** BEGIN Records provided **

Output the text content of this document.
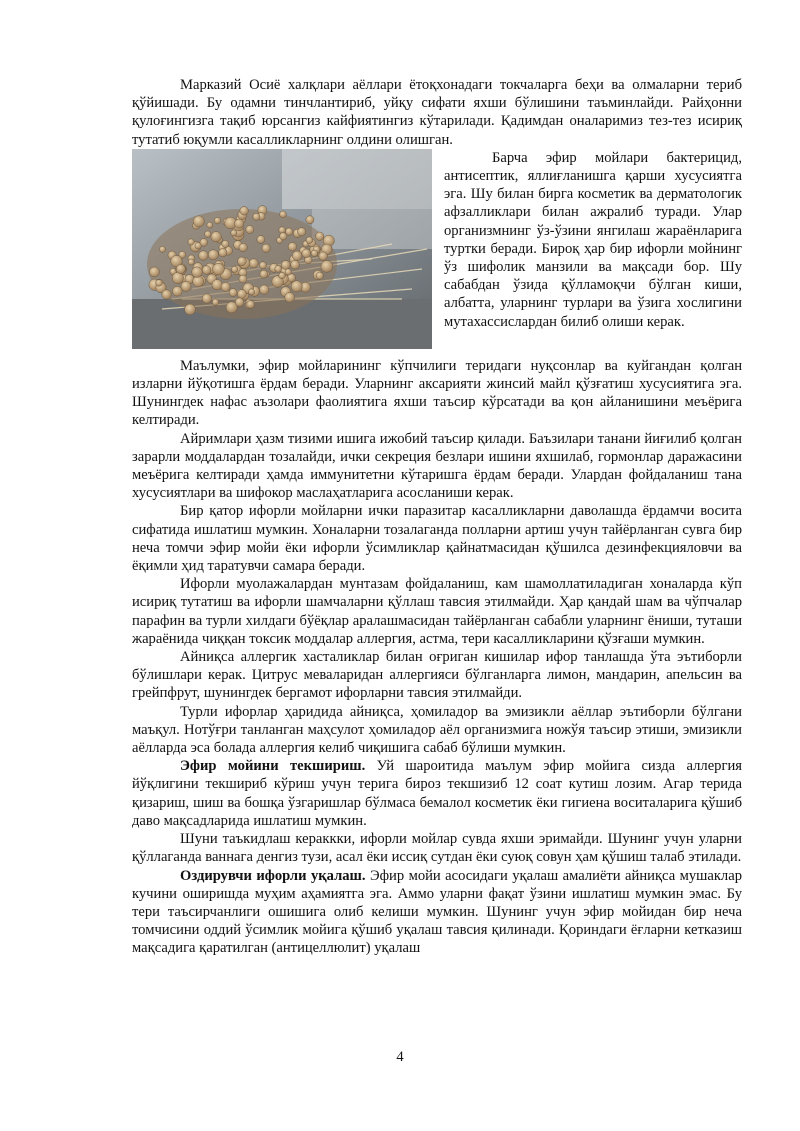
Марказий Осиё халқлари аёллари ётоқхонадаги токчаларга беҳи ва олмаларни териб қўйишади. Бу одамни тинчлантириб, уйқу сифати яхши бўлишини таъминлайди. Райҳонни қулоғингизга тақиб юрсангиз кайфиятингиз кўтарилади. Қадимдан оналаримиз тез-тез исириқ тутатиб юқумли касалликларнинг олдини олишган.

Барча эфир мойлари бактерицид, антисептик, яллиғланишга қарши хусусиятга эга. Шу билан бирга косметик ва дерматологик афзалликлари билан ажралиб туради. Улар организмнинг ўз-ўзини янгилаш жараёнларига туртки беради. Бироқ ҳар бир ифорли мойнинг ўз шифолик манзили ва мақсади бор. Шу сабабдан ўзида қўлламоқчи бўлган киши, албатта, уларнинг турлари ва ўзига хослигини мутахассислардан билиб олиши керак.

Маълумки, эфир мойларининг кўпчилиги теридаги нуқсонлар ва куйгандан қолган изларни йўқотишга ёрдам беради. Уларнинг аксарияти жинсий майл қўзғатиш хусусиятига эга. Шунингдек нафас аъзолари фаолиятига яхши таъсир кўрсатади ва қон айланишини меъёрига келтиради.

Айримлари ҳазм тизими ишига ижобий таъсир қилади. Баъзилари танани йиғилиб қолган зарарли моддалардан тозалайди, ички секреция безлари ишини яхшилаб, гормонлар даражасини меъёрига келтиради ҳамда иммунитетни кўтаришга ёрдам беради. Улардан фойдаланиш тана хусусиятлари ва шифокор маслаҳатларига асосланиши керак.

Бир қатор ифорли мойларни ички паразитар касалликларни даволашда ёрдамчи восита сифатида ишлатиш мумкин. Хоналарни тозалаганда полларни артиш учун тайёрланган сувга бир неча томчи эфир мойи ёки ифорли ўсимликлар қайнатмасидан қўшилса дезинфекцияловчи ва ёқимли ҳид таратувчи самара беради.

Ифорли муолажалардан мунтазам фойдаланиш, кам шамоллатиладиган хоналарда кўп исириқ тутатиш ва ифорли шамчаларни қўллаш тавсия этилмайди. Ҳар қандай шам ва чўпчалар парафин ва турли хилдаги бўёқлар аралашмасидан тайёрланган сабабли уларнинг ёниши, туташи жараёнида чиққан токсик моддалар аллергия, астма, тери касалликларини қўзғаши мумкин.

Айниқса аллергик хасталиклар билан оғриган кишилар ифор танлашда ўта эътиборли бўлишлари керак. Цитрус меваларидан аллергияси бўлганларга лимон, мандарин, апельсин ва грейпфрут, шунингдек бергамот ифорларни тавсия этилмайди.

Турли ифорлар ҳаридида айниқса, ҳомиладор ва эмизикли аёллар эътиборли бўлгани маъқул. Нотўғри танланган маҳсулот ҳомиладор аёл организмига ножўя таъсир этиши, эмизикли аёлларда эса болада аллергия келиб чиқишига сабаб бўлиши мумкин.

Эфир мойини текшириш. Уй шароитида маълум эфир мойига сизда аллергия йўқлигини текшириб кўриш учун терига бироз текшизиб 12 соат кутиш лозим. Агар терида қизариш, шиш ва бошқа ўзгаришлар бўлмаса бемалол косметик ёки гигиена воситаларига қўшиб даво мақсадларида ишлатиш мумкин.

Шуни таъкидлаш кераккки, ифорли мойлар сувда яхши эримайди. Шунинг учун уларни қўллаганда ваннага денгиз тузи, асал ёки иссиқ сутдан ёки суюқ совун ҳам қўшиш талаб этилади.

Оздирувчи ифорли уқалаш. Эфир мойи асосидаги уқалаш амалиёти айниқса мушаклар кучини оширишда муҳим аҳамиятга эга. Аммо уларни фақат ўзини ишлатиш мумкин эмас. Бу тери таъсирчанлиги ошишига олиб келиши мумкин. Шунинг учун эфир мойидан бир неча томчисини оддий ўсимлик мойига қўшиб уқалаш тавсия қилинади. Қориндаги ёғларни кетказиш мақсадига қаратилган (антицеллюлит) уқалаш

4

** END Records provided **

### Aim
Print the whole listing above once more, word for word, without its pictures.

### Problem solution
Output the text content of this document.
Марказий Осиё халқлари аёллари ётоқхонадаги токчаларга беҳи ва олмаларни териб қўйишади. Бу одамни тинчлантириб, уйқу сифати яхши бўлишини таъминлайди. Райҳонни қулоғингизга тақиб юрсангиз кайфиятингиз кўтарилади. Қадимдан оналаримиз тез-тез исириқ тутатиб юқумли касалликларнинг олдини олишган.

Барча эфир мойлари бактерицид, антисептик, яллиғланишга қарши хусусиятга эга. Шу билан бирга косметик ва дерматологик афзалликлари билан ажралиб туради. Улар организмнинг ўз-ўзини янгилаш жараёнларига туртки беради. Бироқ ҳар бир ифорли мойнинг ўз шифолик манзили ва мақсади бор. Шу сабабдан ўзида қўлламоқчи бўлган киши, албатта, уларнинг турлари ва ўзига хослигини мутахассислардан билиб олиши керак.

Маълумки, эфир мойларининг кўпчилиги теридаги нуқсонлар ва куйгандан қолган изларни йўқотишга ёрдам беради. Уларнинг аксарияти жинсий майл қўзғатиш хусусиятига эга. Шунингдек нафас аъзолари фаолиятига яхши таъсир кўрсатади ва қон айланишини меъёрига келтиради.

Айримлари ҳазм тизими ишига ижобий таъсир қилади. Баъзилари танани йиғилиб қолган зарарли моддалардан тозалайди, ички секреция безлари ишини яхшилаб, гормонлар даражасини меъёрига келтиради ҳамда иммунитетни кўтаришга ёрдам беради. Улардан фойдаланиш тана хусусиятлари ва шифокор маслаҳатларига асосланиши керак.

Бир қатор ифорли мойларни ички паразитар касалликларни даволашда ёрдамчи восита сифатида ишлатиш мумкин. Хоналарни тозалаганда полларни артиш учун тайёрланган сувга бир неча томчи эфир мойи ёки ифорли ўсимликлар қайнатмасидан қўшилса дезинфекцияловчи ва ёқимли ҳид таратувчи самара беради.

Ифорли муолажалардан мунтазам фойдаланиш, кам шамоллатиладиган хоналарда кўп исириқ тутатиш ва ифорли шамчаларни қўллаш тавсия этилмайди. Ҳар қандай шам ва чўпчалар парафин ва турли хилдаги бўёқлар аралашмасидан тайёрланган сабабли уларнинг ёниши, туташи жараёнида чиққан токсик моддалар аллергия, астма, тери касалликларини қўзғаши мумкин.

Айниқса аллергик хасталиклар билан оғриган кишилар ифор танлашда ўта эътиборли бўлишлари керак. Цитрус меваларидан аллергияси бўлганларга лимон, мандарин, апельсин ва грейпфрут, шунингдек бергамот ифорларни тавсия этилмайди.

Турли ифорлар ҳаридида айниқса, ҳомиладор ва эмизикли аёллар эътиборли бўлгани маъқул. Нотўғри танланган маҳсулот ҳомиладор аёл организмига ножўя таъсир этиши, эмизикли аёлларда эса болада аллергия келиб чиқишига сабаб бўлиши мумкин.

Эфир мойини текшириш. Уй шароитида маълум эфир мойига сизда аллергия йўқлигини текшириб кўриш учун терига бироз текшизиб 12 соат кутиш лозим. Агар терида қизариш, шиш ва бошқа ўзгаришлар бўлмаса бемалол косметик ёки гигиена воситаларига қўшиб даво мақсадларида ишлатиш мумкин.

Шуни таъкидлаш кераккки, ифорли мойлар сувда яхши эримайди. Шунинг учун уларни қўллаганда ваннага денгиз тузи, асал ёки иссиқ сутдан ёки суюқ совун ҳам қўшиш талаб этилади.

Оздирувчи ифорли уқалаш. Эфир мойи асосидаги уқалаш амалиёти айниқса мушаклар кучини оширишда муҳим аҳамиятга эга. Аммо уларни фақат ўзини ишлатиш мумкин эмас. Бу тери таъсирчанлиги ошишига олиб келиши мумкин. Шунинг учун эфир мойидан бир неча томчисини оддий ўсимлик мойига қўшиб уқалаш тавсия қилинади. Қориндаги ёғларни кетказиш мақсадига қаратилган (антицеллюлит) уқалаш

4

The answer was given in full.